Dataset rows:

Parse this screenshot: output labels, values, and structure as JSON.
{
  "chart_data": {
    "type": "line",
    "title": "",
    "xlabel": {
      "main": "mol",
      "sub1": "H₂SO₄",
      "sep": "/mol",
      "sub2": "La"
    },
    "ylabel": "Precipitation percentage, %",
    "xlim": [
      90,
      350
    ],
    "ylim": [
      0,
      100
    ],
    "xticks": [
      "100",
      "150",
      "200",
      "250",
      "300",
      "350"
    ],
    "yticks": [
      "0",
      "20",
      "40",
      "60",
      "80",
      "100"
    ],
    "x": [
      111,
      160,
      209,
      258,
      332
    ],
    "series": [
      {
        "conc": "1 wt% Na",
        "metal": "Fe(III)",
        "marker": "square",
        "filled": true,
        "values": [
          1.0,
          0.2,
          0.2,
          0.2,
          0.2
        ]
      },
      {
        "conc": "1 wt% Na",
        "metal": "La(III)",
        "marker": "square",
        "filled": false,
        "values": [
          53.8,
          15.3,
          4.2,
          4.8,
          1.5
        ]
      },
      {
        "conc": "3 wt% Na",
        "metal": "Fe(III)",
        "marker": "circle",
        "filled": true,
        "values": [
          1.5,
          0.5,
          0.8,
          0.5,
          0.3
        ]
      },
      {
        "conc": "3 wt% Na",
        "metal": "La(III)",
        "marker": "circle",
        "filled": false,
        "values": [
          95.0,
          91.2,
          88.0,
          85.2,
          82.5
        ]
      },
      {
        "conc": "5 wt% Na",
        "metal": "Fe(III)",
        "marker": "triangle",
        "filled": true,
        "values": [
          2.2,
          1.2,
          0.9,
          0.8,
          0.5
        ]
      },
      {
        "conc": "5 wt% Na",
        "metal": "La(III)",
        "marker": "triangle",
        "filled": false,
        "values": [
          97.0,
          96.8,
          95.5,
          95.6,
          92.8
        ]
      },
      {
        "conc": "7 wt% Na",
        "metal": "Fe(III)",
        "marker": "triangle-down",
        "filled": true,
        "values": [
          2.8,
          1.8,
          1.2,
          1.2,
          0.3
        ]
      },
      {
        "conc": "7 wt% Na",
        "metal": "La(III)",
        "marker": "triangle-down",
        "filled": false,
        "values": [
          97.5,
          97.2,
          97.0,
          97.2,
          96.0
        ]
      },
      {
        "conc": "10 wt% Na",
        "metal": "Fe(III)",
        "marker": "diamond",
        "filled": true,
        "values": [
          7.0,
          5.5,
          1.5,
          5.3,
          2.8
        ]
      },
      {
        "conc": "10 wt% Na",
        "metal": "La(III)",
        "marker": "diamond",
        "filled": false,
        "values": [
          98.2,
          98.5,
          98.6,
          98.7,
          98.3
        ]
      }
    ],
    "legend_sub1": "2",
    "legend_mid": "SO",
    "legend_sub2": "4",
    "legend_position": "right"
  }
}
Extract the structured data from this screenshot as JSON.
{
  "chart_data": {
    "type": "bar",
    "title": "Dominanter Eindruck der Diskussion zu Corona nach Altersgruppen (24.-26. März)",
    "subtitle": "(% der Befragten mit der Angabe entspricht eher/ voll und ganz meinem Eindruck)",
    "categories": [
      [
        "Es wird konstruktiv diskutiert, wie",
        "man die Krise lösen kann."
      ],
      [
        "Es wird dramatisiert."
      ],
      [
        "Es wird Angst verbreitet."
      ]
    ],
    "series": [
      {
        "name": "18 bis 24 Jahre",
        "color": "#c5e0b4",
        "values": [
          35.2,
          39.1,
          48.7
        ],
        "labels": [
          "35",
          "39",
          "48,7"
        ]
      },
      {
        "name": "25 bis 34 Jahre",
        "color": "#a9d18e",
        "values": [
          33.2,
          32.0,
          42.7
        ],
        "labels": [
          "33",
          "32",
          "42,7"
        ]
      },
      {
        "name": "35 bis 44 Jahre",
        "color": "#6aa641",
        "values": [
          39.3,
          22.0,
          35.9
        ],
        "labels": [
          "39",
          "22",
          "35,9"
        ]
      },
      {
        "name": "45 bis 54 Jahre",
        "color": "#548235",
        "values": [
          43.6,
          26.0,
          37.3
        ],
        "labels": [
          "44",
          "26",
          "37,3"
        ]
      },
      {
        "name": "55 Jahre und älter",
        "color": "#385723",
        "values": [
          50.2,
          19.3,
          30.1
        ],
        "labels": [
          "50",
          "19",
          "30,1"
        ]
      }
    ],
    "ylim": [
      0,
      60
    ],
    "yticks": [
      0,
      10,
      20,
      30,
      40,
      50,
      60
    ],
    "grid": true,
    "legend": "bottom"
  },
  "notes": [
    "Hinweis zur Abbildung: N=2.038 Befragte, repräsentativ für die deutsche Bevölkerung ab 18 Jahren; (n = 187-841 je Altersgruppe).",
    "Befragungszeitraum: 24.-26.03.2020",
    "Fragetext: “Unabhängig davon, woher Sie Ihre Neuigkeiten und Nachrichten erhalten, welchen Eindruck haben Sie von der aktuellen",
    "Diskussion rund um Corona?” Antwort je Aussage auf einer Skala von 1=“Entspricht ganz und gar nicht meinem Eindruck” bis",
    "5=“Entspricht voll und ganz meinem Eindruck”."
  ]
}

Exercise brief: Return the whole listing exactly, with every line included.

Answer:
Parse this screenshot: output labels, values, and structure as JSON.
{
  "chart_data": {
    "type": "line",
    "title": "",
    "xlabel": {
      "main": "mol",
      "sub1": "H₂SO₄",
      "sep": "/mol",
      "sub2": "La"
    },
    "ylabel": "Precipitation percentage, %",
    "xlim": [
      90,
      350
    ],
    "ylim": [
      0,
      100
    ],
    "xticks": [
      "100",
      "150",
      "200",
      "250",
      "300",
      "350"
    ],
    "yticks": [
      "0",
      "20",
      "40",
      "60",
      "80",
      "100"
    ],
    "x": [
      111,
      160,
      209,
      258,
      332
    ],
    "series": [
      {
        "conc": "1 wt% Na",
        "metal": "Fe(III)",
        "marker": "square",
        "filled": true,
        "values": [
          1.0,
          0.2,
          0.2,
          0.2,
          0.2
        ]
      },
      {
        "conc": "1 wt% Na",
        "metal": "La(III)",
        "marker": "square",
        "filled": false,
        "values": [
          53.8,
          15.3,
          4.2,
          4.8,
          1.5
        ]
      },
      {
        "conc": "3 wt% Na",
        "metal": "Fe(III)",
        "marker": "circle",
        "filled": true,
        "values": [
          1.5,
          0.5,
          0.8,
          0.5,
          0.3
        ]
      },
      {
        "conc": "3 wt% Na",
        "metal": "La(III)",
        "marker": "circle",
        "filled": false,
        "values": [
          95.0,
          91.2,
          88.0,
          85.2,
          82.5
        ]
      },
      {
        "conc": "5 wt% Na",
        "metal": "Fe(III)",
        "marker": "triangle",
        "filled": true,
        "values": [
          2.2,
          1.2,
          0.9,
          0.8,
          0.5
        ]
      },
      {
        "conc": "5 wt% Na",
        "metal": "La(III)",
        "marker": "triangle",
        "filled": false,
        "values": [
          97.0,
          96.8,
          95.5,
          95.6,
          92.8
        ]
      },
      {
        "conc": "7 wt% Na",
        "metal": "Fe(III)",
        "marker": "triangle-down",
        "filled": true,
        "values": [
          2.8,
          1.8,
          1.2,
          1.2,
          0.3
        ]
      },
      {
        "conc": "7 wt% Na",
        "metal": "La(III)",
        "marker": "triangle-down",
        "filled": false,
        "values": [
          97.5,
          97.2,
          97.0,
          97.2,
          96.0
        ]
      },
      {
        "conc": "10 wt% Na",
        "metal": "Fe(III)",
        "marker": "diamond",
        "filled": true,
        "values": [
          7.0,
          5.5,
          1.5,
          5.3,
          2.8
        ]
      },
      {
        "conc": "10 wt% Na",
        "metal": "La(III)",
        "marker": "diamond",
        "filled": false,
        "values": [
          98.2,
          98.5,
          98.6,
          98.7,
          98.3
        ]
      }
    ],
    "legend_sub1": "2",
    "legend_mid": "SO",
    "legend_sub2": "4",
    "legend_position": "right"
  }
}
Extract the structured data from this screenshot as JSON.
{
  "chart_data": {
    "type": "bar",
    "title": "Dominanter Eindruck der Diskussion zu Corona nach Altersgruppen (24.-26. März)",
    "subtitle": "(% der Befragten mit der Angabe entspricht eher/ voll und ganz meinem Eindruck)",
    "categories": [
      [
        "Es wird konstruktiv diskutiert, wie",
        "man die Krise lösen kann."
      ],
      [
        "Es wird dramatisiert."
      ],
      [
        "Es wird Angst verbreitet."
      ]
    ],
    "series": [
      {
        "name": "18 bis 24 Jahre",
        "color": "#c5e0b4",
        "values": [
          35.2,
          39.1,
          48.7
        ],
        "labels": [
          "35",
          "39",
          "48,7"
        ]
      },
      {
        "name": "25 bis 34 Jahre",
        "color": "#a9d18e",
        "values": [
          33.2,
          32.0,
          42.7
        ],
        "labels": [
          "33",
          "32",
          "42,7"
        ]
      },
      {
        "name": "35 bis 44 Jahre",
        "color": "#6aa641",
        "values": [
          39.3,
          22.0,
          35.9
        ],
        "labels": [
          "39",
          "22",
          "35,9"
        ]
      },
      {
        "name": "45 bis 54 Jahre",
        "color": "#548235",
        "values": [
          43.6,
          26.0,
          37.3
        ],
        "labels": [
          "44",
          "26",
          "37,3"
        ]
      },
      {
        "name": "55 Jahre und älter",
        "color": "#385723",
        "values": [
          50.2,
          19.3,
          30.1
        ],
        "labels": [
          "50",
          "19",
          "30,1"
        ]
      }
    ],
    "ylim": [
      0,
      60
    ],
    "yticks": [
      0,
      10,
      20,
      30,
      40,
      50,
      60
    ],
    "grid": true,
    "legend": "bottom"
  },
  "notes": [
    "Hinweis zur Abbildung: N=2.038 Befragte, repräsentativ für die deutsche Bevölkerung ab 18 Jahren; (n = 187-841 je Altersgruppe).",
    "Befragungszeitraum: 24.-26.03.2020",
    "Fragetext: “Unabhängig davon, woher Sie Ihre Neuigkeiten und Nachrichten erhalten, welchen Eindruck haben Sie von der aktuellen",
    "Diskussion rund um Corona?” Antwort je Aussage auf einer Skala von 1=“Entspricht ganz und gar nicht meinem Eindruck” bis",
    "5=“Entspricht voll und ganz meinem Eindruck”."
  ]
}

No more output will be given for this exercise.